▶ _Task description_: Please format all of the rows below as a JSON list of strings, with one string per line and any blank lines left out.

▶ _Recorded information_:

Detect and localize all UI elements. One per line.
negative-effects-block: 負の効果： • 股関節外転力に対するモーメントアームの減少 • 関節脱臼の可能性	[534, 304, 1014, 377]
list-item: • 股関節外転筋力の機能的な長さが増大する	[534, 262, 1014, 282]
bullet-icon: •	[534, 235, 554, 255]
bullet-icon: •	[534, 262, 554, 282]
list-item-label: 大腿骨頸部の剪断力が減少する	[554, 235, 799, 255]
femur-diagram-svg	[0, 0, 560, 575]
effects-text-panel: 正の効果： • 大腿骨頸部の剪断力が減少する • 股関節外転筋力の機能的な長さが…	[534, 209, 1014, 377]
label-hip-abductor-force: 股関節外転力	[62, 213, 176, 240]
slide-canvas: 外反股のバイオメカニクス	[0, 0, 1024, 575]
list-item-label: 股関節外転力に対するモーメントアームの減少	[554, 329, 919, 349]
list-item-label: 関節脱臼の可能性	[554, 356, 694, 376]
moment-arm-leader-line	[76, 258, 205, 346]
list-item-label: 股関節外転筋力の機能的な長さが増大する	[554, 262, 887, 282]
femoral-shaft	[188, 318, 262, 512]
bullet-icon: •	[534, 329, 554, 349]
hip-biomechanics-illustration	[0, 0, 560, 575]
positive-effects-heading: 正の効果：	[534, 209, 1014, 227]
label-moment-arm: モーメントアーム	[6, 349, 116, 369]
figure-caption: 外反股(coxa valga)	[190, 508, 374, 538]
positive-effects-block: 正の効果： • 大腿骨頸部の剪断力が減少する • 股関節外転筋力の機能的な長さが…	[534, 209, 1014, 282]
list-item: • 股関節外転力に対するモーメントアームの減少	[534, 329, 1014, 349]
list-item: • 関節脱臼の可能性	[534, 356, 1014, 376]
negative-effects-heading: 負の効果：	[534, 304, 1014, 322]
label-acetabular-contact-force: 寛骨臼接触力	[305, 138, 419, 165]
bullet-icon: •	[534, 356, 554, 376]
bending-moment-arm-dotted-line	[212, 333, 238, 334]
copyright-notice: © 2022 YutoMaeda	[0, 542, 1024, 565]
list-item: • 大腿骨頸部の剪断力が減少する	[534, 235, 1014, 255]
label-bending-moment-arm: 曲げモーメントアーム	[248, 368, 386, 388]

▶ _Correct answer_:
[
  "Detect and localize all UI elements. One per line.",
  "negative-effects-block: 負の効果： • 股関節外転力に対するモーメントアームの減少 • 関節脱臼の可能性\t[534, 304, 1014, 377]",
  "list-item: • 股関節外転筋力の機能的な長さが増大する\t[534, 262, 1014, 282]",
  "bullet-icon: •\t[534, 235, 554, 255]",
  "bullet-icon: •\t[534, 262, 554, 282]",
  "list-item-label: 大腿骨頸部の剪断力が減少する\t[554, 235, 799, 255]",
  "femur-diagram-svg\t[0, 0, 560, 575]",
  "effects-text-panel: 正の効果： • 大腿骨頸部の剪断力が減少する • 股関節外転筋力の機能的な長さが…\t[534, 209, 1014, 377]",
  "label-hip-abductor-force: 股関節外転力\t[62, 213, 176, 240]",
  "slide-canvas: 外反股のバイオメカニクス\t[0, 0, 1024, 575]",
  "list-item-label: 股関節外転力に対するモーメントアームの減少\t[554, 329, 919, 349]",
  "list-item-label: 関節脱臼の可能性\t[554, 356, 694, 376]",
  "moment-arm-leader-line\t[76, 258, 205, 346]",
  "list-item-label: 股関節外転筋力の機能的な長さが増大する\t[554, 262, 887, 282]",
  "femoral-shaft\t[188, 318, 262, 512]",
  "bullet-icon: •\t[534, 329, 554, 349]",
  "hip-biomechanics-illustration\t[0, 0, 560, 575]",
  "positive-effects-heading: 正の効果：\t[534, 209, 1014, 227]",
  "label-moment-arm: モーメントアーム\t[6, 349, 116, 369]",
  "figure-caption: 外反股(coxa valga)\t[190, 508, 374, 538]",
  "positive-effects-block: 正の効果： • 大腿骨頸部の剪断力が減少する • 股関節外転筋力の機能的な長さが…\t[534, 209, 1014, 282]",
  "list-item: • 股関節外転力に対するモーメントアームの減少\t[534, 329, 1014, 349]",
  "list-item: • 関節脱臼の可能性\t[534, 356, 1014, 376]",
  "negative-effects-heading: 負の効果：\t[534, 304, 1014, 322]",
  "label-acetabular-contact-force: 寛骨臼接触力\t[305, 138, 419, 165]",
  "bullet-icon: •\t[534, 356, 554, 376]",
  "bending-moment-arm-dotted-line\t[212, 333, 238, 334]",
  "copyright-notice: © 2022 YutoMaeda\t[0, 542, 1024, 565]",
  "list-item: • 大腿骨頸部の剪断力が減少する\t[534, 235, 1014, 255]",
  "label-bending-moment-arm: 曲げモーメントアーム\t[248, 368, 386, 388]"
]